### WHAT IS EXPECTED
Identify and reproduce every line holding the string "総収支比率".
-- START EXERCISE MATERIALS --
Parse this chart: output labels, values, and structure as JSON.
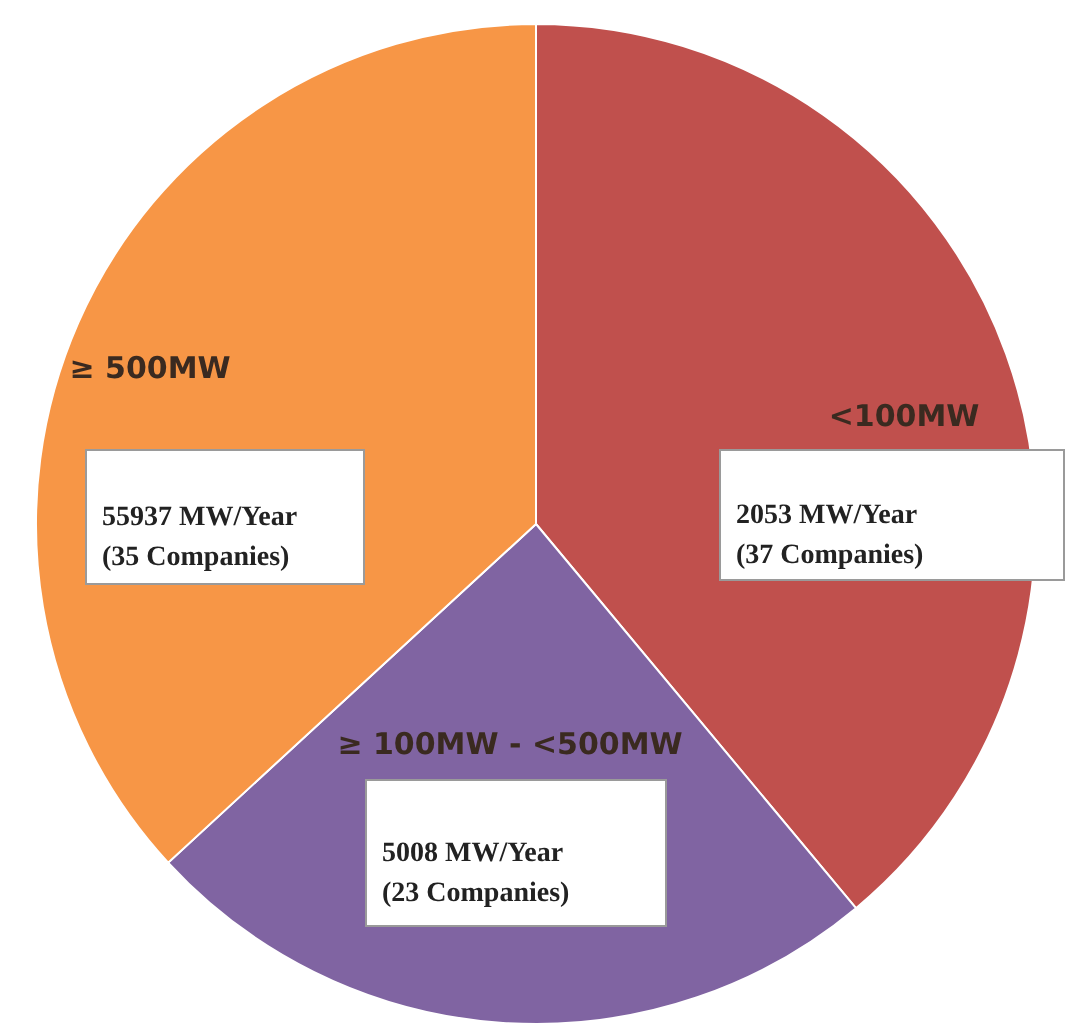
{
  "chart_data": {
    "type": "pie",
    "categories": [
      "<100MW",
      "≥ 100MW - <500MW",
      "≥ 500MW"
    ],
    "values": [
      37,
      23,
      35
    ],
    "colors": [
      "#c0504d",
      "#8064a2",
      "#f79646"
    ],
    "value_labels": [
      "2053 MW/Year\n(37 Companies)",
      "5008 MW/Year\n(23 Companies)",
      "55937 MW/Year\n(35 Companies)"
    ]
  }
}
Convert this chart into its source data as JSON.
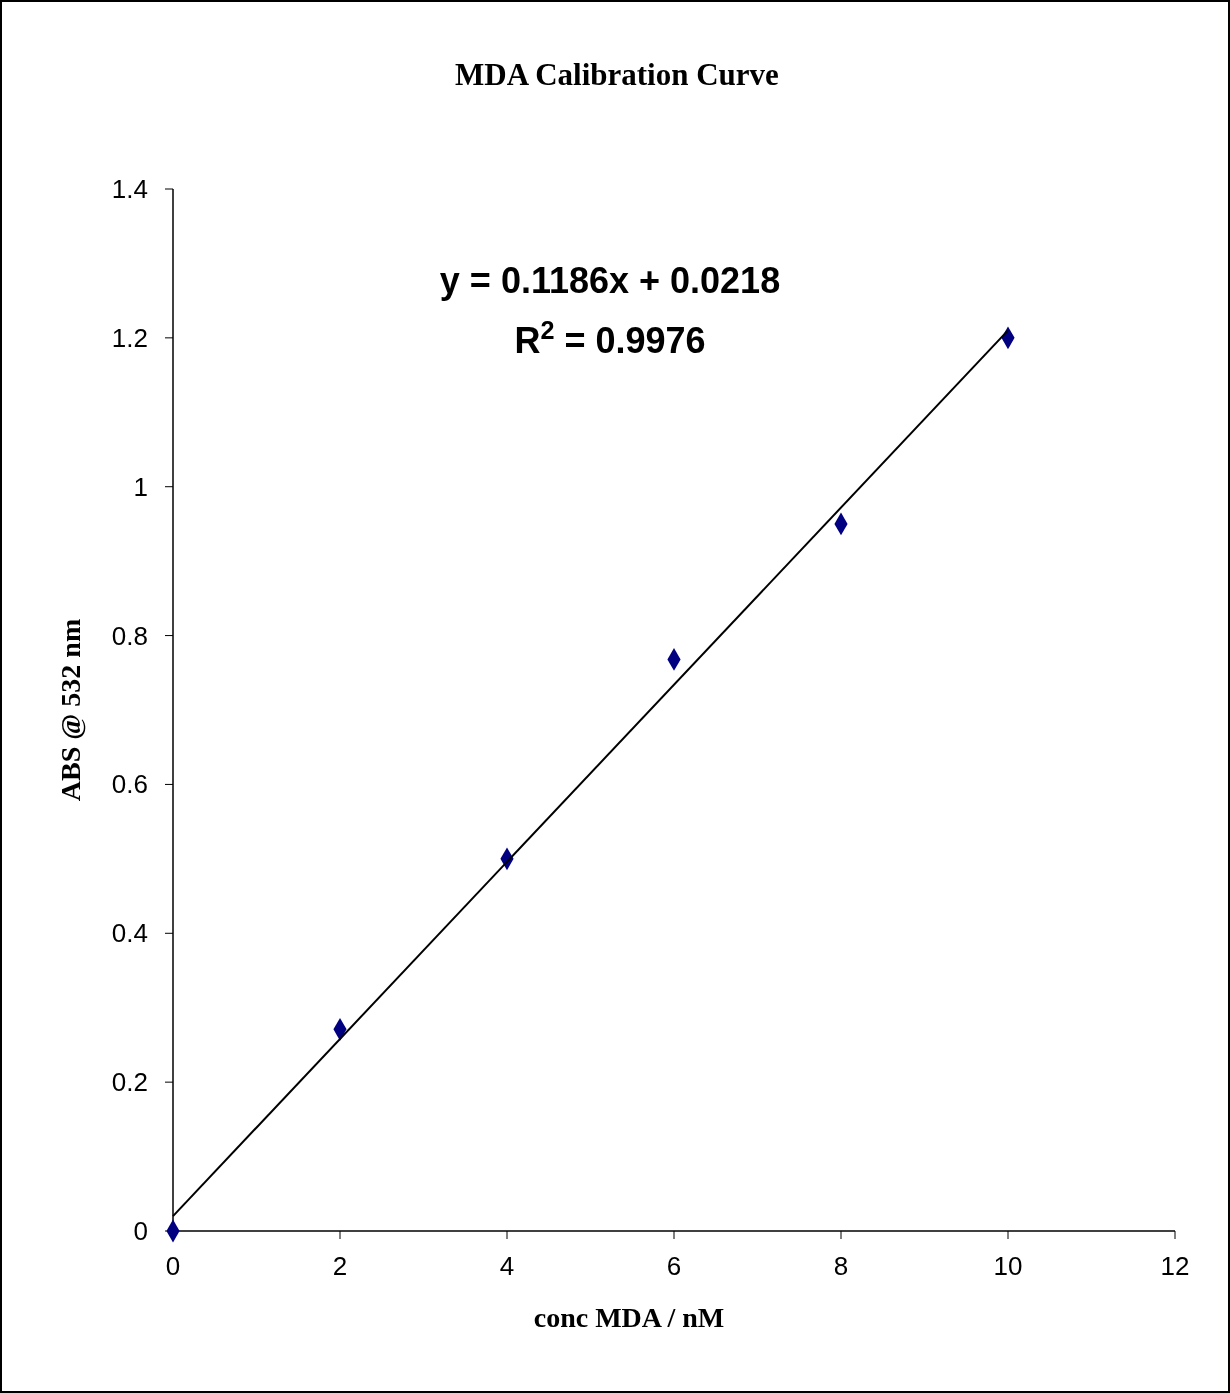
{
  "chart_data": {
    "type": "scatter",
    "title": "MDA Calibration Curve",
    "xlabel": "conc MDA / nM",
    "ylabel": "ABS @ 532 nm",
    "x": [
      0,
      2,
      4,
      6,
      8,
      10
    ],
    "series": [
      {
        "color": "#000080",
        "marker": "diamond",
        "values": [
          0,
          0.271,
          0.5,
          0.768,
          0.95,
          1.2
        ]
      },
      {
        "type": "line",
        "color": "#000000",
        "marker": "none",
        "line_style": "solid",
        "x": [
          0,
          10
        ],
        "values": [
          0.02,
          1.21
        ]
      }
    ],
    "annotations": [
      "y = 0.1186x + 0.0218",
      "R$^{2}$ = 0.9976"
    ],
    "xlim": [
      0,
      12
    ],
    "xticks": [
      0,
      2,
      4,
      6,
      8,
      10,
      12
    ],
    "ylim": [
      0,
      1.4
    ],
    "yticks": [
      0,
      0.2,
      0.4,
      0.6,
      0.8,
      1,
      1.2,
      1.4
    ],
    "grid": false
  }
}
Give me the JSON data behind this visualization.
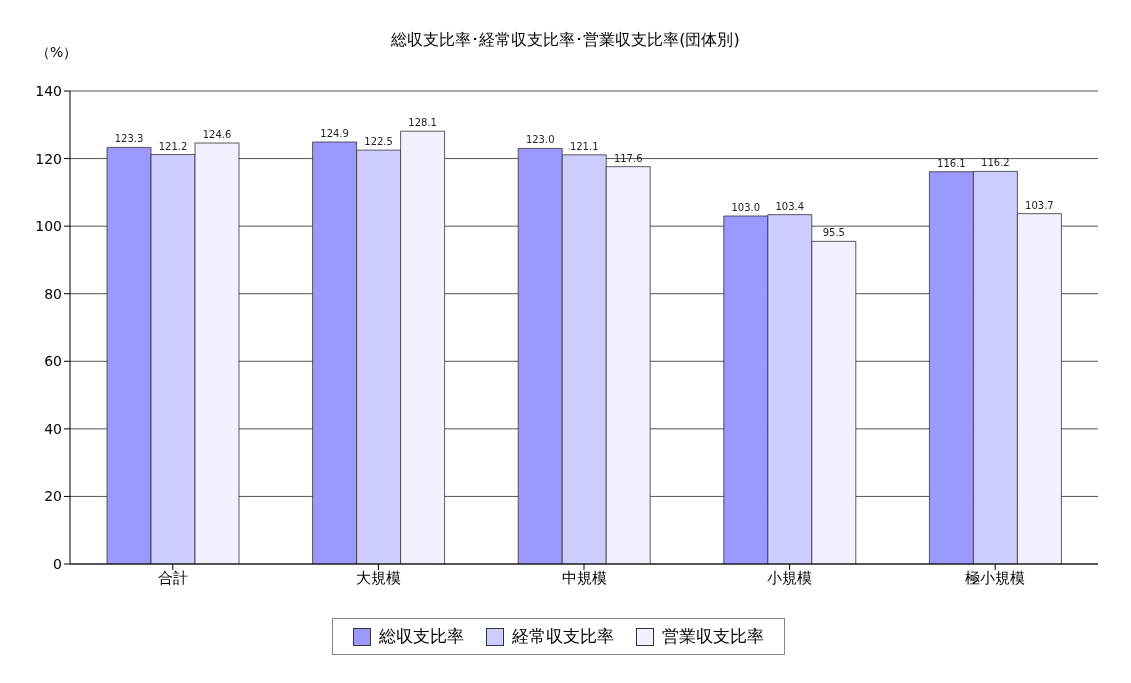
{
  "chart_data": {
    "type": "bar",
    "title": "総収支比率･経常収支比率･営業収支比率(団体別)",
    "ylabel": "（%）",
    "categories": [
      "合計",
      "大規模",
      "中規模",
      "小規模",
      "極小規模"
    ],
    "series": [
      {
        "name": "総収支比率",
        "color": "#9999ff",
        "values": [
          123.3,
          124.9,
          123.0,
          103.0,
          116.1
        ],
        "value_labels": [
          "123.3",
          "124.9",
          "123.0",
          "103.0",
          "116.1"
        ]
      },
      {
        "name": "経常収支比率",
        "color": "#ccccff",
        "values": [
          121.2,
          122.5,
          121.1,
          103.4,
          116.2
        ],
        "value_labels": [
          "121.2",
          "122.5",
          "121.1",
          "103.4",
          "116.2"
        ]
      },
      {
        "name": "営業収支比率",
        "color": "#f0f0ff",
        "values": [
          124.6,
          128.1,
          117.6,
          95.5,
          103.7
        ],
        "value_labels": [
          "124.6",
          "128.1",
          "117.6",
          "95.5",
          "103.7"
        ]
      }
    ],
    "ylim": [
      0,
      140
    ],
    "yticks": [
      0,
      20,
      40,
      60,
      80,
      100,
      120,
      140
    ],
    "grid": "y",
    "legend": "bottom"
  }
}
-- END EXERCISE MATERIALS --
### FULL OUTPUT
    "title": "総収支比率･経常収支比率･営業収支比率(団体別)",
        "name": "総収支比率",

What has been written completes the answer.